RECORDED INFORMATION ▸
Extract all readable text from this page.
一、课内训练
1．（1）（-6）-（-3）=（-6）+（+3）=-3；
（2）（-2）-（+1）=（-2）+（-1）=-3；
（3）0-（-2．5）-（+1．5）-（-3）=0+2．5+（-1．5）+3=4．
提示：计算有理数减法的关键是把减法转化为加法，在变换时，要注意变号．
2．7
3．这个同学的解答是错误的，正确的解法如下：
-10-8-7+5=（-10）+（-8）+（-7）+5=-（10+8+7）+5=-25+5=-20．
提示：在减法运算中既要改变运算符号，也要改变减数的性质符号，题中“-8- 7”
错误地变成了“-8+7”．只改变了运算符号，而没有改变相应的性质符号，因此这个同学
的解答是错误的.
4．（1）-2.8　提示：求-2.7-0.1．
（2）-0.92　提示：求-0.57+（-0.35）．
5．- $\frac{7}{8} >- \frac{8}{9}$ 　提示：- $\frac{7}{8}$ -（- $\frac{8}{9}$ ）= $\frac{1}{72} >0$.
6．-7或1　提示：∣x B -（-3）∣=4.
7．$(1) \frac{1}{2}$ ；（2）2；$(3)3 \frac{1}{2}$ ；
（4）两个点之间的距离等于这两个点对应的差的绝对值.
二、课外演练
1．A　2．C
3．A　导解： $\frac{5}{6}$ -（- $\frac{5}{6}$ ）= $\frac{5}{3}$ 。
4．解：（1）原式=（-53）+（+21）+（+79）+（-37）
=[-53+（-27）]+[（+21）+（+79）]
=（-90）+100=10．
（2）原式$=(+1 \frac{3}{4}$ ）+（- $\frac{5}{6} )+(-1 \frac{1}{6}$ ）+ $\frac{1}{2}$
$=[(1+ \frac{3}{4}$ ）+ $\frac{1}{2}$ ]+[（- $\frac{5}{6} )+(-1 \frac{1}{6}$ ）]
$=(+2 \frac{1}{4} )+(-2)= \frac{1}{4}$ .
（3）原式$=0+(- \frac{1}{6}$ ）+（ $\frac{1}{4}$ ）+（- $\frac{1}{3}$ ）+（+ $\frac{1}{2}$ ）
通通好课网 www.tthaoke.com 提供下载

GOAL OF THE EXERCISE ▸
Copy down the material exactly as written.

EXERCISE SOLUTION ▸
Extract all readable text from this page.
一、课内训练
1．（1）（-6）-（-3）=（-6）+（+3）=-3；
（2）（-2）-（+1）=（-2）+（-1）=-3；
（3）0-（-2．5）-（+1．5）-（-3）=0+2．5+（-1．5）+3=4．
提示：计算有理数减法的关键是把减法转化为加法，在变换时，要注意变号．
2．7
3．这个同学的解答是错误的，正确的解法如下：
-10-8-7+5=（-10）+（-8）+（-7）+5=-（10+8+7）+5=-25+5=-20．
提示：在减法运算中既要改变运算符号，也要改变减数的性质符号，题中“-8- 7”
错误地变成了“-8+7”．只改变了运算符号，而没有改变相应的性质符号，因此这个同学
的解答是错误的.
4．（1）-2.8　提示：求-2.7-0.1．
（2）-0.92　提示：求-0.57+（-0.35）．
5．- $\frac{7}{8} >- \frac{8}{9}$ 　提示：- $\frac{7}{8}$ -（- $\frac{8}{9}$ ）= $\frac{1}{72} >0$.
6．-7或1　提示：∣x B -（-3）∣=4.
7．$(1) \frac{1}{2}$ ；（2）2；$(3)3 \frac{1}{2}$ ；
（4）两个点之间的距离等于这两个点对应的差的绝对值.
二、课外演练
1．A　2．C
3．A　导解： $\frac{5}{6}$ -（- $\frac{5}{6}$ ）= $\frac{5}{3}$ 。
4．解：（1）原式=（-53）+（+21）+（+79）+（-37）
=[-53+（-27）]+[（+21）+（+79）]
=（-90）+100=10．
（2）原式$=(+1 \frac{3}{4}$ ）+（- $\frac{5}{6} )+(-1 \frac{1}{6}$ ）+ $\frac{1}{2}$
$=[(1+ \frac{3}{4}$ ）+ $\frac{1}{2}$ ]+[（- $\frac{5}{6} )+(-1 \frac{1}{6}$ ）]
$=(+2 \frac{1}{4} )+(-2)= \frac{1}{4}$ .
（3）原式$=0+(- \frac{1}{6}$ ）+（ $\frac{1}{4}$ ）+（- $\frac{1}{3}$ ）+（+ $\frac{1}{2}$ ）
通通好课网 www.tthaoke.com 提供下载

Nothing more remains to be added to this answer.